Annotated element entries
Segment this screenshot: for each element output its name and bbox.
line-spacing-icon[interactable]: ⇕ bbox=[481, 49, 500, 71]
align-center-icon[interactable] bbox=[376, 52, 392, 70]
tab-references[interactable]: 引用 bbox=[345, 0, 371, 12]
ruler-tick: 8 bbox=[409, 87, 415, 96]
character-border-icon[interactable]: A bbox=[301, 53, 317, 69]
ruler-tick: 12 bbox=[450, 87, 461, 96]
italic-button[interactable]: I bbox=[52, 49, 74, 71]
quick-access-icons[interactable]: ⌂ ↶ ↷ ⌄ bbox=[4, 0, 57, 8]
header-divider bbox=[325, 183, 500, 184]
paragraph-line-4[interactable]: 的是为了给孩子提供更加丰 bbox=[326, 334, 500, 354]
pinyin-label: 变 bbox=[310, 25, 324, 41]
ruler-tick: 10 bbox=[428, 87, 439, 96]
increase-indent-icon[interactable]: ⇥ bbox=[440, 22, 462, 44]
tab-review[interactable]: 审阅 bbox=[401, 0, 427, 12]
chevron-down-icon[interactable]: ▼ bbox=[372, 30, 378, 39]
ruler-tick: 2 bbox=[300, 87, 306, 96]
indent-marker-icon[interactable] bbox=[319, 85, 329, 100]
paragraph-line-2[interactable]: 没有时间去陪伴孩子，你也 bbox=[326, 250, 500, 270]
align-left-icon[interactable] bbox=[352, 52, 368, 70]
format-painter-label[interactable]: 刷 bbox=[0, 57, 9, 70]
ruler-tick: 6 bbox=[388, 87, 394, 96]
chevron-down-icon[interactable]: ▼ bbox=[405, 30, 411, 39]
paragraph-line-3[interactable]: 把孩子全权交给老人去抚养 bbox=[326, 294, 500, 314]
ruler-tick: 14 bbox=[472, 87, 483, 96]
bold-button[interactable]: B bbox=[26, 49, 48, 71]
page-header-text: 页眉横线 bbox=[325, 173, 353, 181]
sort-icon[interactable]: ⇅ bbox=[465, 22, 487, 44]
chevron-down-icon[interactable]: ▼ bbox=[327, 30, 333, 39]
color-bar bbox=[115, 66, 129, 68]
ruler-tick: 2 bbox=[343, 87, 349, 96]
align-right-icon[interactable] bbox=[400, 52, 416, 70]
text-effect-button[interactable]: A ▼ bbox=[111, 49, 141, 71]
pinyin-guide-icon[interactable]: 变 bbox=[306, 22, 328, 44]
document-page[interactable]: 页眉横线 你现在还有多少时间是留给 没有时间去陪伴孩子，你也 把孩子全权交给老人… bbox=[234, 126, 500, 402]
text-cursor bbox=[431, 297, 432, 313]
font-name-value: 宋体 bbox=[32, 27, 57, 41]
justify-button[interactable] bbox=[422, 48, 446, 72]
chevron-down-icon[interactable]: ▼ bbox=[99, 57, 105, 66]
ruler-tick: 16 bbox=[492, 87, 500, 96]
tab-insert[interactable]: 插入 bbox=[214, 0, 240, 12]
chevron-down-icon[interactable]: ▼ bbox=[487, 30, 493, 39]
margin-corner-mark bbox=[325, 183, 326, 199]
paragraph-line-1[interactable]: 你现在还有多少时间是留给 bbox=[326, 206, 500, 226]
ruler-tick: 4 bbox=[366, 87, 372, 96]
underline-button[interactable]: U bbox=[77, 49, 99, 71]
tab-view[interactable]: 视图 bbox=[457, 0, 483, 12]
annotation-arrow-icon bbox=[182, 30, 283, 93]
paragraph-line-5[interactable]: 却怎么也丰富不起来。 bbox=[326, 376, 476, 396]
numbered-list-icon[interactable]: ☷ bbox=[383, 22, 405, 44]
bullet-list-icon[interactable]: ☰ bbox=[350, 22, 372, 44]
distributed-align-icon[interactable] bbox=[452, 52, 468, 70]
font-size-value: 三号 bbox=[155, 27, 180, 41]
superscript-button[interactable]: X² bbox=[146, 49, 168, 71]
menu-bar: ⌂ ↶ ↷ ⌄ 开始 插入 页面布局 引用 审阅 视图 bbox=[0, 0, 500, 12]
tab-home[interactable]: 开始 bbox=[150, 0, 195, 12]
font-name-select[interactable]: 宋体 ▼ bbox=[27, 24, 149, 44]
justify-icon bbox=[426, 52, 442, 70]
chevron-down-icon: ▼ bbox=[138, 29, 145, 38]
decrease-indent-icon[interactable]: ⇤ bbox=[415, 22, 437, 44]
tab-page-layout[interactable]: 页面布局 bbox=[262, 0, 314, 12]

EXERCISE DIRECTIONS:
Recast the entire listing above as a numbered list, omitting any blank lines.

RESPONSE TO THIS TASK:
1. Segment this screenshot: for each element output its name and bbox.
2. line-spacing-icon[interactable]: ⇕ bbox=[481, 49, 500, 71]
3. align-center-icon[interactable] bbox=[376, 52, 392, 70]
4. tab-references[interactable]: 引用 bbox=[345, 0, 371, 12]
5. ruler-tick: 8 bbox=[409, 87, 415, 96]
6. character-border-icon[interactable]: A bbox=[301, 53, 317, 69]
7. ruler-tick: 12 bbox=[450, 87, 461, 96]
8. italic-button[interactable]: I bbox=[52, 49, 74, 71]
9. quick-access-icons[interactable]: ⌂ ↶ ↷ ⌄ bbox=[4, 0, 57, 8]
10. header-divider bbox=[325, 183, 500, 184]
11. paragraph-line-4[interactable]: 的是为了给孩子提供更加丰 bbox=[326, 334, 500, 354]
12. pinyin-label: 变 bbox=[310, 25, 324, 41]
13. ruler-tick: 10 bbox=[428, 87, 439, 96]
14. increase-indent-icon[interactable]: ⇥ bbox=[440, 22, 462, 44]
15. tab-review[interactable]: 审阅 bbox=[401, 0, 427, 12]
16. chevron-down-icon[interactable]: ▼ bbox=[372, 30, 378, 39]
17. ruler-tick: 2 bbox=[300, 87, 306, 96]
18. indent-marker-icon[interactable] bbox=[319, 85, 329, 100]
19. paragraph-line-2[interactable]: 没有时间去陪伴孩子，你也 bbox=[326, 250, 500, 270]
20. align-left-icon[interactable] bbox=[352, 52, 368, 70]
21. format-painter-label[interactable]: 刷 bbox=[0, 57, 9, 70]
22. ruler-tick: 6 bbox=[388, 87, 394, 96]
23. chevron-down-icon[interactable]: ▼ bbox=[405, 30, 411, 39]
24. paragraph-line-3[interactable]: 把孩子全权交给老人去抚养 bbox=[326, 294, 500, 314]
25. ruler-tick: 14 bbox=[472, 87, 483, 96]
26. bold-button[interactable]: B bbox=[26, 49, 48, 71]
27. page-header-text: 页眉横线 bbox=[325, 173, 353, 181]
28. sort-icon[interactable]: ⇅ bbox=[465, 22, 487, 44]
29. chevron-down-icon[interactable]: ▼ bbox=[327, 30, 333, 39]
30. color-bar bbox=[115, 66, 129, 68]
31. ruler-tick: 2 bbox=[343, 87, 349, 96]
32. align-right-icon[interactable] bbox=[400, 52, 416, 70]
33. text-effect-button[interactable]: A ▼ bbox=[111, 49, 141, 71]
34. pinyin-guide-icon[interactable]: 变 bbox=[306, 22, 328, 44]
35. document-page[interactable]: 页眉横线 你现在还有多少时间是留给 没有时间去陪伴孩子，你也 把孩子全权交给老人… bbox=[234, 126, 500, 402]
36. text-cursor bbox=[431, 297, 432, 313]
37. font-name-value: 宋体 bbox=[32, 27, 57, 41]
38. justify-button[interactable] bbox=[422, 48, 446, 72]
39. chevron-down-icon[interactable]: ▼ bbox=[99, 57, 105, 66]
40. ruler-tick: 16 bbox=[492, 87, 500, 96]
41. tab-insert[interactable]: 插入 bbox=[214, 0, 240, 12]
42. chevron-down-icon[interactable]: ▼ bbox=[487, 30, 493, 39]
43. margin-corner-mark bbox=[325, 183, 326, 199]
44. paragraph-line-1[interactable]: 你现在还有多少时间是留给 bbox=[326, 206, 500, 226]
45. ruler-tick: 4 bbox=[366, 87, 372, 96]
46. underline-button[interactable]: U bbox=[77, 49, 99, 71]
47. tab-view[interactable]: 视图 bbox=[457, 0, 483, 12]
48. annotation-arrow-icon bbox=[182, 30, 283, 93]
49. paragraph-line-5[interactable]: 却怎么也丰富不起来。 bbox=[326, 376, 476, 396]
50. numbered-list-icon[interactable]: ☷ bbox=[383, 22, 405, 44]
51. bullet-list-icon[interactable]: ☰ bbox=[350, 22, 372, 44]
52. distributed-align-icon[interactable] bbox=[452, 52, 468, 70]
53. font-size-value: 三号 bbox=[155, 27, 180, 41]
54. superscript-button[interactable]: X² bbox=[146, 49, 168, 71]
55. menu-bar: ⌂ ↶ ↷ ⌄ 开始 插入 页面布局 引用 审阅 视图 bbox=[0, 0, 500, 12]
56. tab-home[interactable]: 开始 bbox=[150, 0, 195, 12]
57. font-name-select[interactable]: 宋体 ▼ bbox=[27, 24, 149, 44]
58. justify-icon bbox=[426, 52, 442, 70]
59. chevron-down-icon: ▼ bbox=[138, 29, 145, 38]
60. decrease-indent-icon[interactable]: ⇤ bbox=[415, 22, 437, 44]
61. tab-page-layout[interactable]: 页面布局 bbox=[262, 0, 314, 12]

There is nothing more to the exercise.